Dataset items
---*---
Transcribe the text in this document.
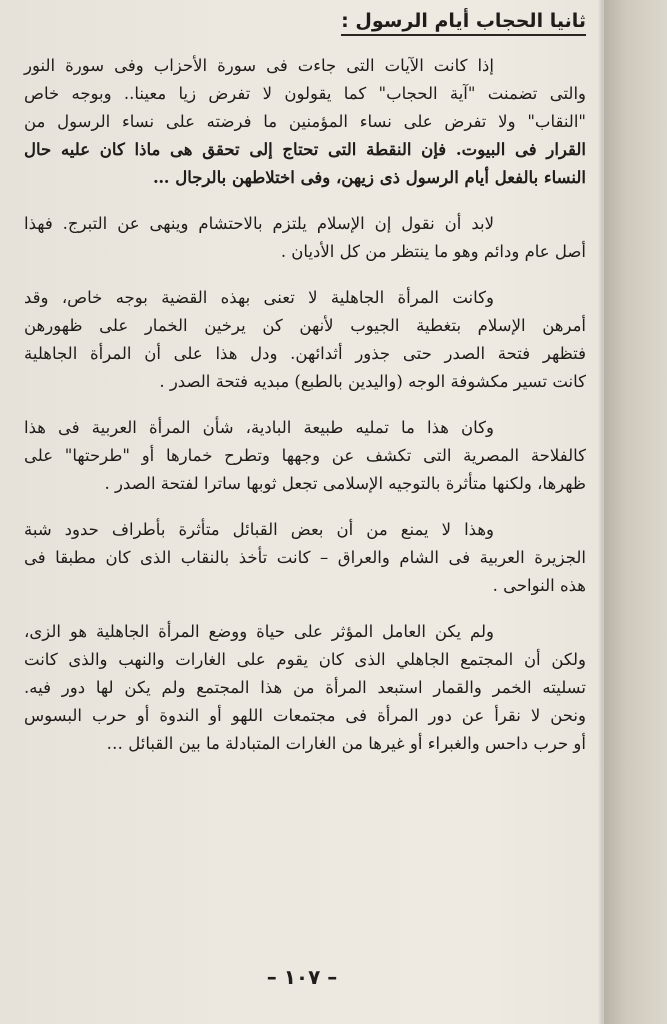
ثانيا الحجاب أيام الرسول :
إذا كانت الآيات التى جاءت فى سورة الأحزاب وفى سورة النور
والتى تضمنت "آية الحجاب" كما يقولون لا تفرض زيا معينا.. وبوجه خاص
"النقاب" ولا تفرض على نساء المؤمنين ما فرضته على نساء الرسول من
القرار فى البيوت. فإن النقطة التى تحتاج إلى تحقق هى ماذا كان عليه حال
النساء بالفعل أيام الرسول ذى زيهن، وفى اختلاطهن بالرجال …
لابد أن نقول إن الإسلام يلتزم بالاحتشام وينهى عن التبرج. فهذا
أصل عام ودائم وهو ما ينتظر من كل الأديان .
وكانت المرأة الجاهلية لا تعنى بهذه القضية بوجه خاص، وقد
أمرهن الإسلام بتغطية الجيوب لأنهن كن يرخين الخمار على ظهورهن
فتظهر فتحة الصدر حتى جذور أثدائهن. ودل هذا على أن المرأة الجاهلية
كانت تسير مكشوفة الوجه (واليدين بالطبع) مبديه فتحة الصدر .
وكان هذا ما تمليه طبيعة البادية، شأن المرأة العربية فى هذا
كالفلاحة المصرية التى تكشف عن وجهها وتطرح خمارها أو "طرحتها" على
ظهرها، ولكنها متأثرة بالتوجيه الإسلامى تجعل ثوبها ساترا لفتحة الصدر .
وهذا لا يمنع من أن بعض القبائل متأثرة بأطراف حدود شبة
الجزيرة العربية فى الشام والعراق – كانت تأخذ بالنقاب الذى كان مطبقا فى
هذه النواحى .
ولم يكن العامل المؤثر على حياة ووضع المرأة الجاهلية هو الزى،
ولكن أن المجتمع الجاهلي الذى كان يقوم على الغارات والنهب والذى كانت
تسليته الخمر والقمار استبعد المرأة من هذا المجتمع ولم يكن لها دور فيه.
ونحن لا نقرأ عن دور المرأة فى مجتمعات اللهو أو الندوة أو حرب البسوس
أو حرب داحس والغبراء أو غيرها من الغارات المتبادلة ما بين القبائل …
– ١٠٧ –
---*---
- _Aim of the task_
Strip out the pictures and quote the remaining data word for word.

- _Result below_
Transcribe the text in this document.
ثانيا الحجاب أيام الرسول :
إذا كانت الآيات التى جاءت فى سورة الأحزاب وفى سورة النور
والتى تضمنت "آية الحجاب" كما يقولون لا تفرض زيا معينا.. وبوجه خاص
"النقاب" ولا تفرض على نساء المؤمنين ما فرضته على نساء الرسول من
القرار فى البيوت. فإن النقطة التى تحتاج إلى تحقق هى ماذا كان عليه حال
النساء بالفعل أيام الرسول ذى زيهن، وفى اختلاطهن بالرجال …
لابد أن نقول إن الإسلام يلتزم بالاحتشام وينهى عن التبرج. فهذا
أصل عام ودائم وهو ما ينتظر من كل الأديان .
وكانت المرأة الجاهلية لا تعنى بهذه القضية بوجه خاص، وقد
أمرهن الإسلام بتغطية الجيوب لأنهن كن يرخين الخمار على ظهورهن
فتظهر فتحة الصدر حتى جذور أثدائهن. ودل هذا على أن المرأة الجاهلية
كانت تسير مكشوفة الوجه (واليدين بالطبع) مبديه فتحة الصدر .
وكان هذا ما تمليه طبيعة البادية، شأن المرأة العربية فى هذا
كالفلاحة المصرية التى تكشف عن وجهها وتطرح خمارها أو "طرحتها" على
ظهرها، ولكنها متأثرة بالتوجيه الإسلامى تجعل ثوبها ساترا لفتحة الصدر .
وهذا لا يمنع من أن بعض القبائل متأثرة بأطراف حدود شبة
الجزيرة العربية فى الشام والعراق – كانت تأخذ بالنقاب الذى كان مطبقا فى
هذه النواحى .
ولم يكن العامل المؤثر على حياة ووضع المرأة الجاهلية هو الزى،
ولكن أن المجتمع الجاهلي الذى كان يقوم على الغارات والنهب والذى كانت
تسليته الخمر والقمار استبعد المرأة من هذا المجتمع ولم يكن لها دور فيه.
ونحن لا نقرأ عن دور المرأة فى مجتمعات اللهو أو الندوة أو حرب البسوس
أو حرب داحس والغبراء أو غيرها من الغارات المتبادلة ما بين القبائل …
– ١٠٧ –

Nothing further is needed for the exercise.